YOUR OBJECTIVE: Output the records exactly. Include every line.
------ DATA SUPPLIED
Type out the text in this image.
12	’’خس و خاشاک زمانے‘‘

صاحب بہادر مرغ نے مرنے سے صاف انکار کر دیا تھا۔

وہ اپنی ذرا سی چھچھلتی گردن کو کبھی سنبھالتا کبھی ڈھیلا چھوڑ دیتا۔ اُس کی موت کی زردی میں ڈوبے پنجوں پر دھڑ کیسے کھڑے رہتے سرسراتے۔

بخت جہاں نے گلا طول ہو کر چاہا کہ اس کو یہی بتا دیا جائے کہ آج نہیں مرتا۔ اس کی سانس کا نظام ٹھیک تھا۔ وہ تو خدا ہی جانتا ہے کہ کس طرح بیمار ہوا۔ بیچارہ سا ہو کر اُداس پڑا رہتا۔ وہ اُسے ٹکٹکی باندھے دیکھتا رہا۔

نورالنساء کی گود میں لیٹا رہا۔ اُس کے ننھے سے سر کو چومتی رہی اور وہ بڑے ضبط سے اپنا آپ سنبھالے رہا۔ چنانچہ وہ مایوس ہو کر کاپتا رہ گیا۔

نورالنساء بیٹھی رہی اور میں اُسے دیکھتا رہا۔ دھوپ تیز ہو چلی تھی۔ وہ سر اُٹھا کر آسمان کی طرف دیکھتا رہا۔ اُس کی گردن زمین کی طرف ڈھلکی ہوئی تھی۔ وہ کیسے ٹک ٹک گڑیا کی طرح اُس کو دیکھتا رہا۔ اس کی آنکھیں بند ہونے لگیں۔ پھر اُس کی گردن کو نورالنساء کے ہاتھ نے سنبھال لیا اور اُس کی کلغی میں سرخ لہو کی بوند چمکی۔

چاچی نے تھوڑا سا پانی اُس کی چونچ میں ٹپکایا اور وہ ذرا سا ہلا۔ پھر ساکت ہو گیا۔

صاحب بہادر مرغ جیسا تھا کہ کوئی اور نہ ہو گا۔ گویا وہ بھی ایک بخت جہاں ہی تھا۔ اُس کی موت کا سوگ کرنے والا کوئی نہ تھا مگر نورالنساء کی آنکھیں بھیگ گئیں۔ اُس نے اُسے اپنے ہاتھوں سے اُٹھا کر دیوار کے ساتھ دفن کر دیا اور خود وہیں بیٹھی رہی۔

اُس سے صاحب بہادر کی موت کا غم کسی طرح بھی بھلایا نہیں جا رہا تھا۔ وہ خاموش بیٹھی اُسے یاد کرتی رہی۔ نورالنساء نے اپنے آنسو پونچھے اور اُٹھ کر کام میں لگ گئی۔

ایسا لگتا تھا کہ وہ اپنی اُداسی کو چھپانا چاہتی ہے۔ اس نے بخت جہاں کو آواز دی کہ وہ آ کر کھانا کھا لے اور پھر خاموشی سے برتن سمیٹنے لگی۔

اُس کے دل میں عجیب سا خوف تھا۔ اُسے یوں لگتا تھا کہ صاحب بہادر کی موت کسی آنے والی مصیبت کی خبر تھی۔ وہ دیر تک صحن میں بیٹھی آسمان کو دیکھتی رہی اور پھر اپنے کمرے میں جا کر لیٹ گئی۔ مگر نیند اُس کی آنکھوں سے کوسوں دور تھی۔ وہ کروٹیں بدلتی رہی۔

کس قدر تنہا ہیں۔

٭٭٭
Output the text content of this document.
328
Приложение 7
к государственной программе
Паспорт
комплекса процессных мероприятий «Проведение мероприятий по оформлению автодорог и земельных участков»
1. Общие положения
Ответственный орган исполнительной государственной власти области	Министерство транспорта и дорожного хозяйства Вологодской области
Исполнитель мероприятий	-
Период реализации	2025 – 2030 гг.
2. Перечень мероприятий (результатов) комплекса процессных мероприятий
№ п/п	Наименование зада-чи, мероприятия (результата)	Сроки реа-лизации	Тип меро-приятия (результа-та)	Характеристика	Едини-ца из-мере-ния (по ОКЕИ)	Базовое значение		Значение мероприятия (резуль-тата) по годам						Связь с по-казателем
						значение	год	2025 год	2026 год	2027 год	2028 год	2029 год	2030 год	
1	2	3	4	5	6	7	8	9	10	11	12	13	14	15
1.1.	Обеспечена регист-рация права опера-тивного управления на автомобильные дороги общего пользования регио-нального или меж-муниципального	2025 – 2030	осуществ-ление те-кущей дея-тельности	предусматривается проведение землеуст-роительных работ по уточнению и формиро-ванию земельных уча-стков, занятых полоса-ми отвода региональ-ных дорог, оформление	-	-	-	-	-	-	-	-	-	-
------------
SOLUTION:
Type out the text in this image.
12	’’خس و خاشاک زمانے‘‘

صاحب بہادر مرغ نے مرنے سے صاف انکار کر دیا تھا۔

وہ اپنی ذرا سی چھچھلتی گردن کو کبھی سنبھالتا کبھی ڈھیلا چھوڑ دیتا۔ اُس کی موت کی زردی میں ڈوبے پنجوں پر دھڑ کیسے کھڑے رہتے سرسراتے۔

بخت جہاں نے گلا طول ہو کر چاہا کہ اس کو یہی بتا دیا جائے کہ آج نہیں مرتا۔ اس کی سانس کا نظام ٹھیک تھا۔ وہ تو خدا ہی جانتا ہے کہ کس طرح بیمار ہوا۔ بیچارہ سا ہو کر اُداس پڑا رہتا۔ وہ اُسے ٹکٹکی باندھے دیکھتا رہا۔

نورالنساء کی گود میں لیٹا رہا۔ اُس کے ننھے سے سر کو چومتی رہی اور وہ بڑے ضبط سے اپنا آپ سنبھالے رہا۔ چنانچہ وہ مایوس ہو کر کاپتا رہ گیا۔

نورالنساء بیٹھی رہی اور میں اُسے دیکھتا رہا۔ دھوپ تیز ہو چلی تھی۔ وہ سر اُٹھا کر آسمان کی طرف دیکھتا رہا۔ اُس کی گردن زمین کی طرف ڈھلکی ہوئی تھی۔ وہ کیسے ٹک ٹک گڑیا کی طرح اُس کو دیکھتا رہا۔ اس کی آنکھیں بند ہونے لگیں۔ پھر اُس کی گردن کو نورالنساء کے ہاتھ نے سنبھال لیا اور اُس کی کلغی میں سرخ لہو کی بوند چمکی۔

چاچی نے تھوڑا سا پانی اُس کی چونچ میں ٹپکایا اور وہ ذرا سا ہلا۔ پھر ساکت ہو گیا۔

صاحب بہادر مرغ جیسا تھا کہ کوئی اور نہ ہو گا۔ گویا وہ بھی ایک بخت جہاں ہی تھا۔ اُس کی موت کا سوگ کرنے والا کوئی نہ تھا مگر نورالنساء کی آنکھیں بھیگ گئیں۔ اُس نے اُسے اپنے ہاتھوں سے اُٹھا کر دیوار کے ساتھ دفن کر دیا اور خود وہیں بیٹھی رہی۔

اُس سے صاحب بہادر کی موت کا غم کسی طرح بھی بھلایا نہیں جا رہا تھا۔ وہ خاموش بیٹھی اُسے یاد کرتی رہی۔ نورالنساء نے اپنے آنسو پونچھے اور اُٹھ کر کام میں لگ گئی۔

ایسا لگتا تھا کہ وہ اپنی اُداسی کو چھپانا چاہتی ہے۔ اس نے بخت جہاں کو آواز دی کہ وہ آ کر کھانا کھا لے اور پھر خاموشی سے برتن سمیٹنے لگی۔

اُس کے دل میں عجیب سا خوف تھا۔ اُسے یوں لگتا تھا کہ صاحب بہادر کی موت کسی آنے والی مصیبت کی خبر تھی۔ وہ دیر تک صحن میں بیٹھی آسمان کو دیکھتی رہی اور پھر اپنے کمرے میں جا کر لیٹ گئی۔ مگر نیند اُس کی آنکھوں سے کوسوں دور تھی۔ وہ کروٹیں بدلتی رہی۔

کس قدر تنہا ہیں۔

٭٭٭
Output the text content of this document.
328
Приложение 7
к государственной программе
Паспорт
комплекса процессных мероприятий «Проведение мероприятий по оформлению автодорог и земельных участков»
1. Общие положения
Ответственный орган исполнительной государственной власти области	Министерство транспорта и дорожного хозяйства Вологодской области
Исполнитель мероприятий	-
Период реализации	2025 – 2030 гг.
2. Перечень мероприятий (результатов) комплекса процессных мероприятий
№ п/п	Наименование зада-чи, мероприятия (результата)	Сроки реа-лизации	Тип меро-приятия (результа-та)	Характеристика	Едини-ца из-мере-ния (по ОКЕИ)	Базовое значение		Значение мероприятия (резуль-тата) по годам						Связь с по-казателем
						значение	год	2025 год	2026 год	2027 год	2028 год	2029 год	2030 год	
1	2	3	4	5	6	7	8	9	10	11	12	13	14	15
1.1.	Обеспечена регист-рация права опера-тивного управления на автомобильные дороги общего пользования регио-нального или меж-муниципального	2025 – 2030	осуществ-ление те-кущей дея-тельности	предусматривается проведение землеуст-роительных работ по уточнению и формиро-ванию земельных уча-стков, занятых полоса-ми отвода региональ-ных дорог, оформление	-	-	-	-	-	-	-	-	-	-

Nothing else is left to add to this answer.